Make an exact copy of all the data.

→ Data provided

════════════════════

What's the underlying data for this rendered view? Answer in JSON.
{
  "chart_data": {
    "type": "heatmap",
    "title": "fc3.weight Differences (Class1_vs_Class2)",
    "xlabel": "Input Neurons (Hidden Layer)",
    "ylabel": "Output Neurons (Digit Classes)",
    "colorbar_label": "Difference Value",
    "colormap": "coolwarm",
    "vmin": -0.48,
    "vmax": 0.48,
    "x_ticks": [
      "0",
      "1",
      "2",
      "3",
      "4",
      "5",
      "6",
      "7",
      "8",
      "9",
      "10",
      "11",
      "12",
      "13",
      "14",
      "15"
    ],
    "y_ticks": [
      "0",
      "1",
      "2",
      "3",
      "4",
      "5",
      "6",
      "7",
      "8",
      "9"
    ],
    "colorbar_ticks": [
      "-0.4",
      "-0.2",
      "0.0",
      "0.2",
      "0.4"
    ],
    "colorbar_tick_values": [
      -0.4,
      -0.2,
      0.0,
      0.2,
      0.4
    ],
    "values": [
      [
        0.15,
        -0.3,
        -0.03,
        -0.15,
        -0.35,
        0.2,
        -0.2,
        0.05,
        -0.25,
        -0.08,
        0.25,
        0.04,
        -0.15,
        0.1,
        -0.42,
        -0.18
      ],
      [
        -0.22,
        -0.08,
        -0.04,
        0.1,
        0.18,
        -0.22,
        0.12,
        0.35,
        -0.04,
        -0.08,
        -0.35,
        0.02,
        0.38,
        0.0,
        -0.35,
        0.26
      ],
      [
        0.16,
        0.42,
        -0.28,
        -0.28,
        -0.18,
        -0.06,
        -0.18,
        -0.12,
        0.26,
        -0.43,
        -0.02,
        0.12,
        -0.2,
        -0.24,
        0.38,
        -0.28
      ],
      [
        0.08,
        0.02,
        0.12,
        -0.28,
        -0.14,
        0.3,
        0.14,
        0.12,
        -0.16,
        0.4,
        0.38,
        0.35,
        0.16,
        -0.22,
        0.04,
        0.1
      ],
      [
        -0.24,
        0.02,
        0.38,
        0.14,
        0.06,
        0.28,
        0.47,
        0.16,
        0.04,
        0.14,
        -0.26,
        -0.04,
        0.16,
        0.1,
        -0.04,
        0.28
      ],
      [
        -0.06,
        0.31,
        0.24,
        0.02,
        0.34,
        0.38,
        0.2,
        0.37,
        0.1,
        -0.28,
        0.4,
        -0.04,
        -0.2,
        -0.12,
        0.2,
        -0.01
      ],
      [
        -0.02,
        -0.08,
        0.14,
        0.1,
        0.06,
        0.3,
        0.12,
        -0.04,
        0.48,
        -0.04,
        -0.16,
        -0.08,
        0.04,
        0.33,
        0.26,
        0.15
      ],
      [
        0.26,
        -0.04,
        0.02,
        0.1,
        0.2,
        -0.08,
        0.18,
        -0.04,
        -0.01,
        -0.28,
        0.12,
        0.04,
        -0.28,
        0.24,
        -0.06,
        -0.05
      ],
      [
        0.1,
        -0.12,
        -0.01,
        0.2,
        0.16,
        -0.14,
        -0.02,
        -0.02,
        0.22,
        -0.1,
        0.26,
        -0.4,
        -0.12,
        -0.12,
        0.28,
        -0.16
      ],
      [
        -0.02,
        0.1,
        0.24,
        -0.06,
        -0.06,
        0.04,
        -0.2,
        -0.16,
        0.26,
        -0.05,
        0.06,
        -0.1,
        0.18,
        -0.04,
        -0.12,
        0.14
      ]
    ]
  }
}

════════════════════

→ Expected output
What's the underlying data for this rendered view? Answer in JSON.
{
  "chart_data": {
    "type": "heatmap",
    "title": "fc3.weight Differences (Class1_vs_Class2)",
    "xlabel": "Input Neurons (Hidden Layer)",
    "ylabel": "Output Neurons (Digit Classes)",
    "colorbar_label": "Difference Value",
    "colormap": "coolwarm",
    "vmin": -0.48,
    "vmax": 0.48,
    "x_ticks": [
      "0",
      "1",
      "2",
      "3",
      "4",
      "5",
      "6",
      "7",
      "8",
      "9",
      "10",
      "11",
      "12",
      "13",
      "14",
      "15"
    ],
    "y_ticks": [
      "0",
      "1",
      "2",
      "3",
      "4",
      "5",
      "6",
      "7",
      "8",
      "9"
    ],
    "colorbar_ticks": [
      "-0.4",
      "-0.2",
      "0.0",
      "0.2",
      "0.4"
    ],
    "colorbar_tick_values": [
      -0.4,
      -0.2,
      0.0,
      0.2,
      0.4
    ],
    "values": [
      [
        0.15,
        -0.3,
        -0.03,
        -0.15,
        -0.35,
        0.2,
        -0.2,
        0.05,
        -0.25,
        -0.08,
        0.25,
        0.04,
        -0.15,
        0.1,
        -0.42,
        -0.18
      ],
      [
        -0.22,
        -0.08,
        -0.04,
        0.1,
        0.18,
        -0.22,
        0.12,
        0.35,
        -0.04,
        -0.08,
        -0.35,
        0.02,
        0.38,
        0.0,
        -0.35,
        0.26
      ],
      [
        0.16,
        0.42,
        -0.28,
        -0.28,
        -0.18,
        -0.06,
        -0.18,
        -0.12,
        0.26,
        -0.43,
        -0.02,
        0.12,
        -0.2,
        -0.24,
        0.38,
        -0.28
      ],
      [
        0.08,
        0.02,
        0.12,
        -0.28,
        -0.14,
        0.3,
        0.14,
        0.12,
        -0.16,
        0.4,
        0.38,
        0.35,
        0.16,
        -0.22,
        0.04,
        0.1
      ],
      [
        -0.24,
        0.02,
        0.38,
        0.14,
        0.06,
        0.28,
        0.47,
        0.16,
        0.04,
        0.14,
        -0.26,
        -0.04,
        0.16,
        0.1,
        -0.04,
        0.28
      ],
      [
        -0.06,
        0.31,
        0.24,
        0.02,
        0.34,
        0.38,
        0.2,
        0.37,
        0.1,
        -0.28,
        0.4,
        -0.04,
        -0.2,
        -0.12,
        0.2,
        -0.01
      ],
      [
        -0.02,
        -0.08,
        0.14,
        0.1,
        0.06,
        0.3,
        0.12,
        -0.04,
        0.48,
        -0.04,
        -0.16,
        -0.08,
        0.04,
        0.33,
        0.26,
        0.15
      ],
      [
        0.26,
        -0.04,
        0.02,
        0.1,
        0.2,
        -0.08,
        0.18,
        -0.04,
        -0.01,
        -0.28,
        0.12,
        0.04,
        -0.28,
        0.24,
        -0.06,
        -0.05
      ],
      [
        0.1,
        -0.12,
        -0.01,
        0.2,
        0.16,
        -0.14,
        -0.02,
        -0.02,
        0.22,
        -0.1,
        0.26,
        -0.4,
        -0.12,
        -0.12,
        0.28,
        -0.16
      ],
      [
        -0.02,
        0.1,
        0.24,
        -0.06,
        -0.06,
        0.04,
        -0.2,
        -0.16,
        0.26,
        -0.05,
        0.06,
        -0.1,
        0.18,
        -0.04,
        -0.12,
        0.14
      ]
    ]
  }
}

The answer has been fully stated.